* Start *
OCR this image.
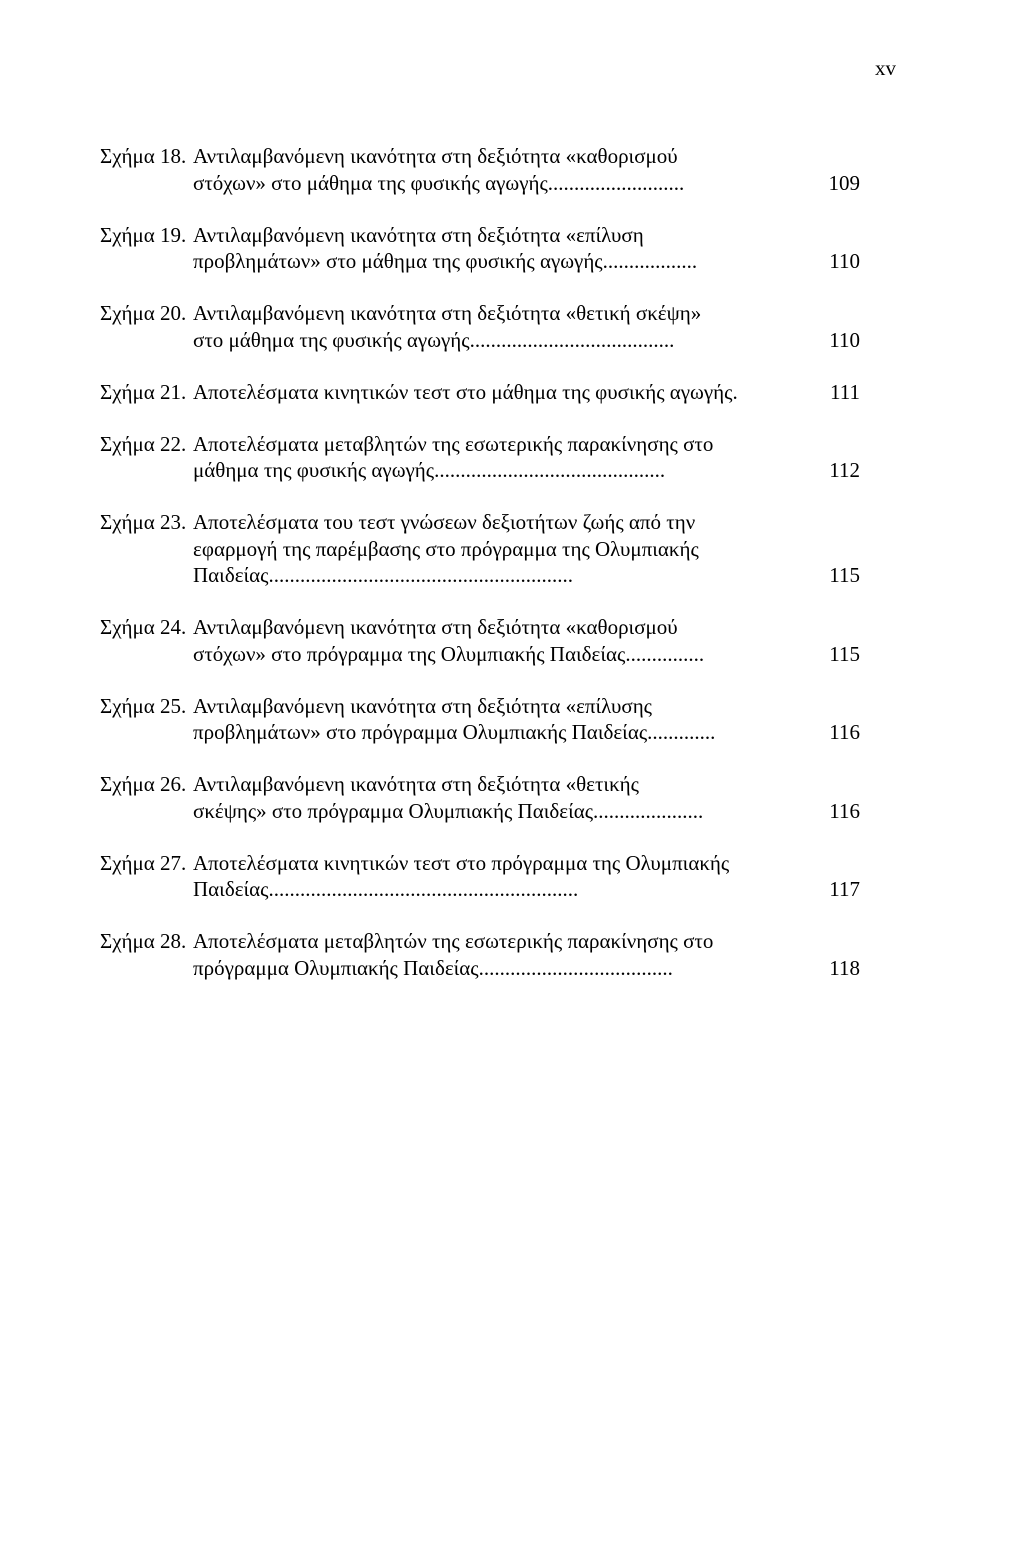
xv
Σχήμα 18. Αντιλαμβανόμενη ικανότητα στη δεξιότητα «καθορισμού
στόχων» στο μάθημα της φυσικής αγωγής ..........................	109
Σχήμα 19. Αντιλαμβανόμενη ικανότητα στη δεξιότητα «επίλυση
προβλημάτων» στο μάθημα της φυσικής αγωγής ..................	110
Σχήμα 20. Αντιλαμβανόμενη ικανότητα στη δεξιότητα «θετική σκέψη»
στο μάθημα της φυσικής αγωγής .......................................	110
Σχήμα 21. Αποτελέσματα κινητικών τεστ στο μάθημα της φυσικής αγωγής.	111
Σχήμα 22. Αποτελέσματα μεταβλητών της εσωτερικής παρακίνησης στο
μάθημα της φυσικής αγωγής ............................................	112
Σχήμα 23. Αποτελέσματα του τεστ γνώσεων δεξιοτήτων ζωής από την
εφαρμογή της παρέμβασης στο πρόγραμμα της Ολυμπιακής
Παιδείας ..........................................................	115
Σχήμα 24. Αντιλαμβανόμενη ικανότητα στη δεξιότητα «καθορισμού
στόχων» στο πρόγραμμα της Ολυμπιακής Παιδείας ...............	115
Σχήμα 25. Αντιλαμβανόμενη ικανότητα στη δεξιότητα «επίλυσης
προβλημάτων» στο πρόγραμμα Ολυμπιακής Παιδείας .............	116
Σχήμα 26. Αντιλαμβανόμενη ικανότητα στη δεξιότητα «θετικής
σκέψης» στο πρόγραμμα Ολυμπιακής Παιδείας .....................	116
Σχήμα 27. Αποτελέσματα κινητικών τεστ στο πρόγραμμα της Ολυμπιακής
Παιδείας ...........................................................	117
Σχήμα 28. Αποτελέσματα μεταβλητών της εσωτερικής παρακίνησης στο
πρόγραμμα Ολυμπιακής Παιδείας .....................................	118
* End *
Wherever the word "Αποτελέσματα" occurs in a line of the listing, copy that line.

Σχήμα 21. Αποτελέσματα κινητικών τεστ στο μάθημα της φυσικής αγωγής.	111
Σχήμα 22. Αποτελέσματα μεταβλητών της εσωτερικής παρακίνησης στο
Σχήμα 23. Αποτελέσματα του τεστ γνώσεων δεξιοτήτων ζωής από την
Σχήμα 27. Αποτελέσματα κινητικών τεστ στο πρόγραμμα της Ολυμπιακής
Σχήμα 28. Αποτελέσματα μεταβλητών της εσωτερικής παρακίνησης στο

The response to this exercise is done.